GIVEN PROBLEM:
Carry none of the pictures over; write out the complete data exactly.
[RECORD EXCERPTS start]
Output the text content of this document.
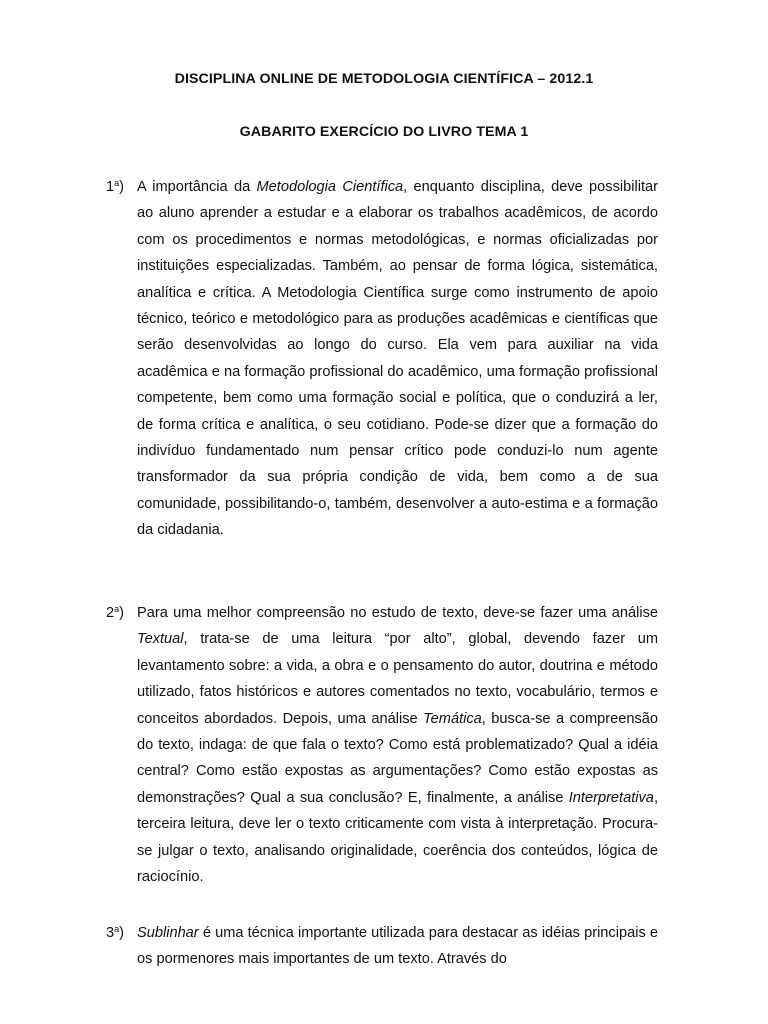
DISCIPLINA ONLINE DE METODOLOGIA CIENTÍFICA – 2012.1
GABARITO EXERCÍCIO DO LIVRO TEMA 1
1$^a$) A importância da Metodologia Científica, enquanto disciplina, deve possibilitar ao aluno aprender a estudar e a elaborar os trabalhos acadêmicos, de acordo com os procedimentos e normas metodológicas, e normas oficializadas por instituições especializadas. Também, ao pensar de forma lógica, sistemática, analítica e crítica. A Metodologia Científica surge como instrumento de apoio técnico, teórico e metodológico para as produções acadêmicas e científicas que serão desenvolvidas ao longo do curso. Ela vem para auxiliar na vida acadêmica e na formação profissional do acadêmico, uma formação profissional competente, bem como uma formação social e política, que o conduzirá a ler, de forma crítica e analítica, o seu cotidiano. Pode-se dizer que a formação do indivíduo fundamentado num pensar crítico pode conduzi-lo num agente transformador da sua própria condição de vida, bem como a de sua comunidade, possibilitando-o, também, desenvolver a auto-estima e a formação da cidadania.
2$^a$) Para uma melhor compreensão no estudo de texto, deve-se fazer uma análise Textual, trata-se de uma leitura “por alto”, global, devendo fazer um levantamento sobre: a vida, a obra e o pensamento do autor, doutrina e método utilizado, fatos históricos e autores comentados no texto, vocabulário, termos e conceitos abordados. Depois, uma análise Temática, busca-se a compreensão do texto, indaga: de que fala o texto? Como está problematizado? Qual a idéia central? Como estão expostas as argumentações? Como estão expostas as demonstrações? Qual a sua conclusão? E, finalmente, a análise Interpretativa, terceira leitura, deve ler o texto criticamente com vista à interpretação. Procura-se julgar o texto, analisando originalidade, coerência dos conteúdos, lógica de raciocínio.
3$^a$) Sublinhar é uma técnica importante utilizada para destacar as idéias principais e os pormenores mais importantes de um texto. Através do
[RECORD EXCERPTS end]
COMPLETE RESPONSE:
Output the text content of this document.
DISCIPLINA ONLINE DE METODOLOGIA CIENTÍFICA – 2012.1
GABARITO EXERCÍCIO DO LIVRO TEMA 1
1$^a$) A importância da Metodologia Científica, enquanto disciplina, deve possibilitar ao aluno aprender a estudar e a elaborar os trabalhos acadêmicos, de acordo com os procedimentos e normas metodológicas, e normas oficializadas por instituições especializadas. Também, ao pensar de forma lógica, sistemática, analítica e crítica. A Metodologia Científica surge como instrumento de apoio técnico, teórico e metodológico para as produções acadêmicas e científicas que serão desenvolvidas ao longo do curso. Ela vem para auxiliar na vida acadêmica e na formação profissional do acadêmico, uma formação profissional competente, bem como uma formação social e política, que o conduzirá a ler, de forma crítica e analítica, o seu cotidiano. Pode-se dizer que a formação do indivíduo fundamentado num pensar crítico pode conduzi-lo num agente transformador da sua própria condição de vida, bem como a de sua comunidade, possibilitando-o, também, desenvolver a auto-estima e a formação da cidadania.
2$^a$) Para uma melhor compreensão no estudo de texto, deve-se fazer uma análise Textual, trata-se de uma leitura “por alto”, global, devendo fazer um levantamento sobre: a vida, a obra e o pensamento do autor, doutrina e método utilizado, fatos históricos e autores comentados no texto, vocabulário, termos e conceitos abordados. Depois, uma análise Temática, busca-se a compreensão do texto, indaga: de que fala o texto? Como está problematizado? Qual a idéia central? Como estão expostas as argumentações? Como estão expostas as demonstrações? Qual a sua conclusão? E, finalmente, a análise Interpretativa, terceira leitura, deve ler o texto criticamente com vista à interpretação. Procura-se julgar o texto, analisando originalidade, coerência dos conteúdos, lógica de raciocínio.
3$^a$) Sublinhar é uma técnica importante utilizada para destacar as idéias principais e os pormenores mais importantes de um texto. Através do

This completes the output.